Written request
Copy out each line that has "työnantajan" in it.

++++ Input data ++++

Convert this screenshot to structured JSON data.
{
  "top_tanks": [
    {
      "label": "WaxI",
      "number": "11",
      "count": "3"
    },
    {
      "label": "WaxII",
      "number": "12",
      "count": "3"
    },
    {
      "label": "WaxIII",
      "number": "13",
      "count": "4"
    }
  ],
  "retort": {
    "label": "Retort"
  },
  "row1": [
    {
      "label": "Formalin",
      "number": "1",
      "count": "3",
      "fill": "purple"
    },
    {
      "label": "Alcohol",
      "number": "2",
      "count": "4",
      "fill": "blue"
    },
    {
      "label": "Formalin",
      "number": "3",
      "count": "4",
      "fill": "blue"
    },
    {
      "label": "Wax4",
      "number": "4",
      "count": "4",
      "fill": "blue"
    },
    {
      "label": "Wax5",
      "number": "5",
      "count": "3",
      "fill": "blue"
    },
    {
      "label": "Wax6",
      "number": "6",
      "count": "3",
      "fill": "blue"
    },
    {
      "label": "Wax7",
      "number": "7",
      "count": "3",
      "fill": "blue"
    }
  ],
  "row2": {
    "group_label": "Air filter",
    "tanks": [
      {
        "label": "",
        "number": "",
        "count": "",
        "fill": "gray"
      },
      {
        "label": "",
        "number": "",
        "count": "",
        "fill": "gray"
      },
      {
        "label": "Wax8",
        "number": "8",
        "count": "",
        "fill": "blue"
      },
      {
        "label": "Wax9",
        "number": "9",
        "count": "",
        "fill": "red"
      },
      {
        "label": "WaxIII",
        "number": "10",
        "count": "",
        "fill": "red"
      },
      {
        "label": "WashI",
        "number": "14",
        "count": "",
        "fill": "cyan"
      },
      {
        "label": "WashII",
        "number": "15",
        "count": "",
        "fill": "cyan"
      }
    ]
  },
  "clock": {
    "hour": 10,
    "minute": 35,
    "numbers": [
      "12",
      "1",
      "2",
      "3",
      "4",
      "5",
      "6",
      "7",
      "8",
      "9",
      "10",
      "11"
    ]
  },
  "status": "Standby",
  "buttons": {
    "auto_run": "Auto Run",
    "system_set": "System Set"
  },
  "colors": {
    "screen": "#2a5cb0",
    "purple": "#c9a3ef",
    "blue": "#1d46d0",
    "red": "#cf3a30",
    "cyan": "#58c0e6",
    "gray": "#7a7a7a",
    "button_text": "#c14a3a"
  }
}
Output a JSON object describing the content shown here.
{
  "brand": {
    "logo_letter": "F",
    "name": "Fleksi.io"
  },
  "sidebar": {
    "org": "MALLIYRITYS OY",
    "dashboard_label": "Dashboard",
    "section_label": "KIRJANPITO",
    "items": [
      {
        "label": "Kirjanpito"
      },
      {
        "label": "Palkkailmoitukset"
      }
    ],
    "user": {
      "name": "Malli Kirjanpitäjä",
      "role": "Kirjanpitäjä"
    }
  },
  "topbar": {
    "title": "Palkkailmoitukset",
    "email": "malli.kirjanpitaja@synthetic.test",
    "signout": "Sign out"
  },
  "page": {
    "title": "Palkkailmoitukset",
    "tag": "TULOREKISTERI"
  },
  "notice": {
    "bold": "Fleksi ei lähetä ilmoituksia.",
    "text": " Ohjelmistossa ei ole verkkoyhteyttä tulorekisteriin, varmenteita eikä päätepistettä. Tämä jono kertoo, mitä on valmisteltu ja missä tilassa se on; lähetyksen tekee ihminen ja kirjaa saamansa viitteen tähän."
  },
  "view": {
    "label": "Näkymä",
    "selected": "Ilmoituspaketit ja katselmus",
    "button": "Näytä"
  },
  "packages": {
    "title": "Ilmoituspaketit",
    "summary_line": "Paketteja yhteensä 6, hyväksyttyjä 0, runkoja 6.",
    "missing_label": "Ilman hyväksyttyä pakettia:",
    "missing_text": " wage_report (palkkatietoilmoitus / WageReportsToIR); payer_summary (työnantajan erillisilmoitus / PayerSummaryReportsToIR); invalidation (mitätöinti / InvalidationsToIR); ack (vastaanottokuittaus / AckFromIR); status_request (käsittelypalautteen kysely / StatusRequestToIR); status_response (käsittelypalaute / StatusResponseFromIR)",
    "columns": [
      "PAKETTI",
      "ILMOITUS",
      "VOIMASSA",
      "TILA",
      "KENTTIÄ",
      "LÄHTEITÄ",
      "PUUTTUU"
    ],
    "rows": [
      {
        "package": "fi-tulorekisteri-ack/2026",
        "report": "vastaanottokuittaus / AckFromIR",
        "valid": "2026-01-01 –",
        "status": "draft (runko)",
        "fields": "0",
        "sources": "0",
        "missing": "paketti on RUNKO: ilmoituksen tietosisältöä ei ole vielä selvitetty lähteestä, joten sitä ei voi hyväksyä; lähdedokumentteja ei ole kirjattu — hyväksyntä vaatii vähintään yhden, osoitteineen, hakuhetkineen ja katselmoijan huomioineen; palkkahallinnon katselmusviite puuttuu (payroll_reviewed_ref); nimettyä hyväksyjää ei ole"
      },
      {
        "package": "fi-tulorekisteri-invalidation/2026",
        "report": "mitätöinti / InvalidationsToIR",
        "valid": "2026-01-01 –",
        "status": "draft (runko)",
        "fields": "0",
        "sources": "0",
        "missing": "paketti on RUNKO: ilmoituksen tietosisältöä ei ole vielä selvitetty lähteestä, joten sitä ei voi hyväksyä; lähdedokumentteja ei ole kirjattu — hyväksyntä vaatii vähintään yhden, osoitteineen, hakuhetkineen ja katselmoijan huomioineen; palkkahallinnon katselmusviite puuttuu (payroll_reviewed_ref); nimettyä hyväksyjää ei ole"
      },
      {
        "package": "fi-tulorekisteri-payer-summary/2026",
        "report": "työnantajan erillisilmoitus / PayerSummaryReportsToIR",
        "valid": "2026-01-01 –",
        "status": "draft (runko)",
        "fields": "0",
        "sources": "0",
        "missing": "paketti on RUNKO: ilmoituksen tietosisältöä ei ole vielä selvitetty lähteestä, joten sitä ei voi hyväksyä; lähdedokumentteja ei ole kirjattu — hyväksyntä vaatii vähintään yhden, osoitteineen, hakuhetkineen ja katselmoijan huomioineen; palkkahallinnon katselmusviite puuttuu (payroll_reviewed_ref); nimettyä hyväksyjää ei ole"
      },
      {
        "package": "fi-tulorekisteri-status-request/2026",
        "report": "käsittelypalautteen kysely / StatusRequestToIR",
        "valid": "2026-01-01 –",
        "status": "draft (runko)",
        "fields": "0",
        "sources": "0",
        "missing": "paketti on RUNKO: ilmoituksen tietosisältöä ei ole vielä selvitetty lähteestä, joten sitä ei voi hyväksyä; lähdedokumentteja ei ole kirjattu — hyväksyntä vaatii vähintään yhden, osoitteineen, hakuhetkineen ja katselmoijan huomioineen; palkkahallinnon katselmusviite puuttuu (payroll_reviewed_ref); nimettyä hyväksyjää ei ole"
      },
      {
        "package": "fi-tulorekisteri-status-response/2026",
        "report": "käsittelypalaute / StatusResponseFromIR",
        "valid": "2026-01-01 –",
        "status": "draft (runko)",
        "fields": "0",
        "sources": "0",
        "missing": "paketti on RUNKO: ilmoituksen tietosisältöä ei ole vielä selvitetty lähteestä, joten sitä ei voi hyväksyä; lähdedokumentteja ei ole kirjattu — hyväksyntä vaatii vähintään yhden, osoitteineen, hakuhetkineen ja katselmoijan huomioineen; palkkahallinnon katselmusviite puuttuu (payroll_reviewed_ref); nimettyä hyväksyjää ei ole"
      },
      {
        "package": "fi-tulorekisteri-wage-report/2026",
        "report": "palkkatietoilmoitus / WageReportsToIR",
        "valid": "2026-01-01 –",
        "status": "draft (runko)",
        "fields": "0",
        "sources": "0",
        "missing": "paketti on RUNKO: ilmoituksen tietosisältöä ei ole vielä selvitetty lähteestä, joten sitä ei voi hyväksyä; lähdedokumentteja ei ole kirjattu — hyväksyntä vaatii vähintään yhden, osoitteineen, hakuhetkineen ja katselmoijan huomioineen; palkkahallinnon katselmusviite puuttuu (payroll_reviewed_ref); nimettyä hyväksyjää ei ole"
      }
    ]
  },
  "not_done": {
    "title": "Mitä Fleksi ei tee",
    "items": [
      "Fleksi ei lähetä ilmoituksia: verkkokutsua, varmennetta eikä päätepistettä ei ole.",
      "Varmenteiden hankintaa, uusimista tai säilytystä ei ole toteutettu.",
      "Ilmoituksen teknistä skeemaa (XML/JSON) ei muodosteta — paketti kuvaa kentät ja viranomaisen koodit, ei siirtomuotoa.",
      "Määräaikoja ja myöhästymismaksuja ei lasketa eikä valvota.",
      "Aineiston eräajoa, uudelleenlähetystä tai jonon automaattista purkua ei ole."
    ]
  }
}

++++

Written reply
    "missing_text": " wage_report (palkkatietoilmoitus / WageReportsToIR); payer_summary (työnantajan erillisilmoitus / PayerSummaryReportsToIR); invalidation (mitätöinti / InvalidationsToIR); ack (vastaanottokuittaus / AckFromIR); status_request (käsittelypalautteen kysely / StatusRequestToIR); status_response (käsittelypalaute / StatusResponseFromIR)",
        "report": "työnantajan erillisilmoitus / PayerSummaryReportsToIR",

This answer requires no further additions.